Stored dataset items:
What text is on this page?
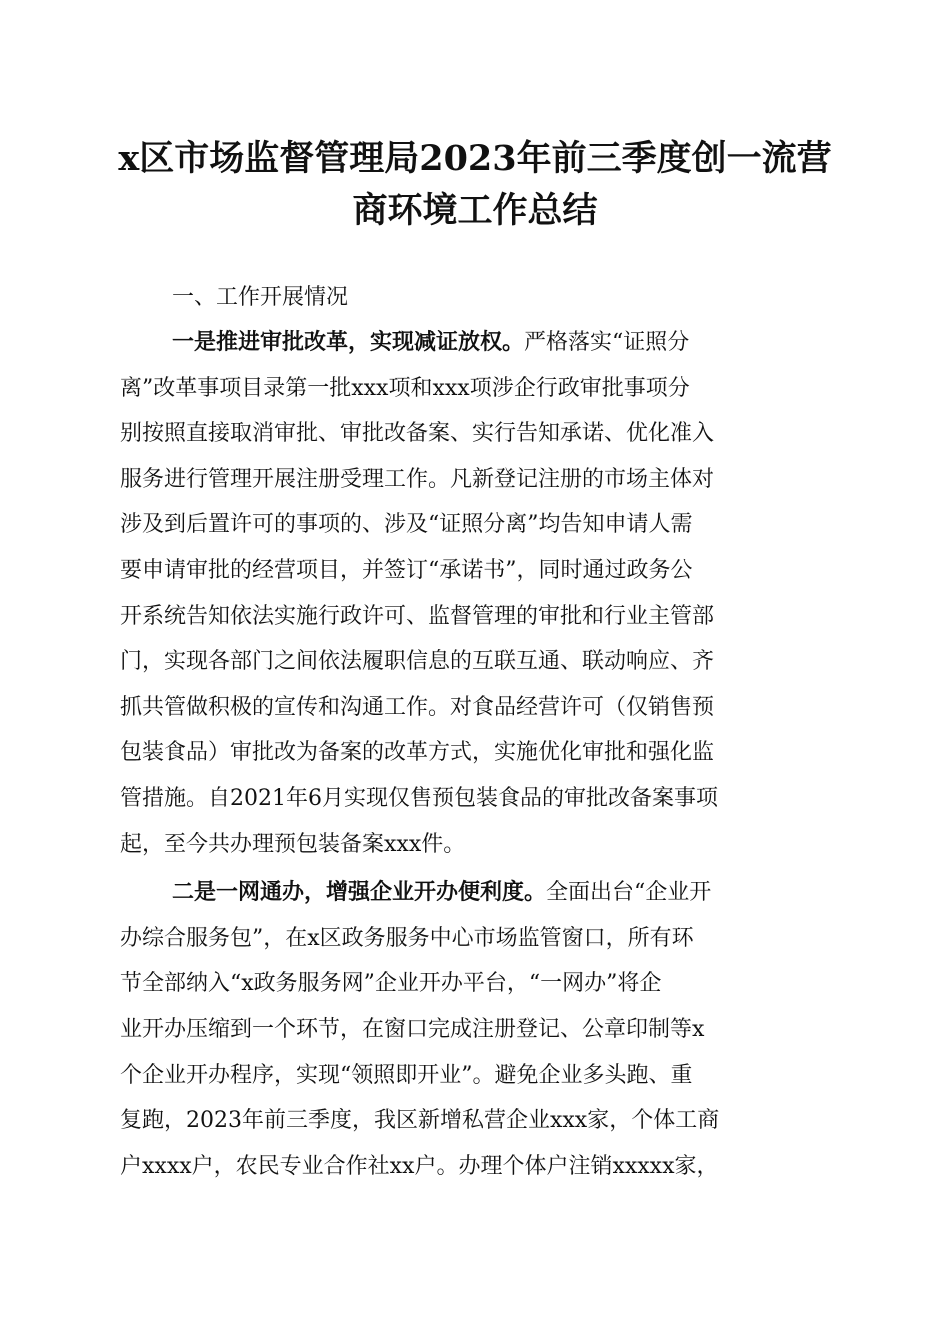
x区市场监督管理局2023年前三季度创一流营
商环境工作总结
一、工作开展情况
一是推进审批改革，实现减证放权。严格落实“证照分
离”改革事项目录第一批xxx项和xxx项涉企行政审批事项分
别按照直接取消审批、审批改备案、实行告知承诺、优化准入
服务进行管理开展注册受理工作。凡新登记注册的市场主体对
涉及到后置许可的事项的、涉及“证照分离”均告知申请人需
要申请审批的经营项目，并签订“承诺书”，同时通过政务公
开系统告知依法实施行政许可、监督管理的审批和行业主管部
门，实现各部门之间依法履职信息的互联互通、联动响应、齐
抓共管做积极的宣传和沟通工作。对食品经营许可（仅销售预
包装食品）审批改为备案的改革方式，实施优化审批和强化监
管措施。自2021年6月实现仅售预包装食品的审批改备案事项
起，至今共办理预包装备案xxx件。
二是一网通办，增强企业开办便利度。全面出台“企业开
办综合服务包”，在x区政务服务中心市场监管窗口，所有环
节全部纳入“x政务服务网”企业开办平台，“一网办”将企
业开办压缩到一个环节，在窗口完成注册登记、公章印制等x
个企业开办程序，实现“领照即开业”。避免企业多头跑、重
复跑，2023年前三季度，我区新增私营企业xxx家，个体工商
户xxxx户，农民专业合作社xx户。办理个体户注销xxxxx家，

Challenge - Write every entry out again exactly, dropping the pictures.

Reply -
What text is on this page?
x区市场监督管理局2023年前三季度创一流营
商环境工作总结
一、工作开展情况
一是推进审批改革，实现减证放权。严格落实“证照分
离”改革事项目录第一批xxx项和xxx项涉企行政审批事项分
别按照直接取消审批、审批改备案、实行告知承诺、优化准入
服务进行管理开展注册受理工作。凡新登记注册的市场主体对
涉及到后置许可的事项的、涉及“证照分离”均告知申请人需
要申请审批的经营项目，并签订“承诺书”，同时通过政务公
开系统告知依法实施行政许可、监督管理的审批和行业主管部
门，实现各部门之间依法履职信息的互联互通、联动响应、齐
抓共管做积极的宣传和沟通工作。对食品经营许可（仅销售预
包装食品）审批改为备案的改革方式，实施优化审批和强化监
管措施。自2021年6月实现仅售预包装食品的审批改备案事项
起，至今共办理预包装备案xxx件。
二是一网通办，增强企业开办便利度。全面出台“企业开
办综合服务包”，在x区政务服务中心市场监管窗口，所有环
节全部纳入“x政务服务网”企业开办平台，“一网办”将企
业开办压缩到一个环节，在窗口完成注册登记、公章印制等x
个企业开办程序，实现“领照即开业”。避免企业多头跑、重
复跑，2023年前三季度，我区新增私营企业xxx家，个体工商
户xxxx户，农民专业合作社xx户。办理个体户注销xxxxx家，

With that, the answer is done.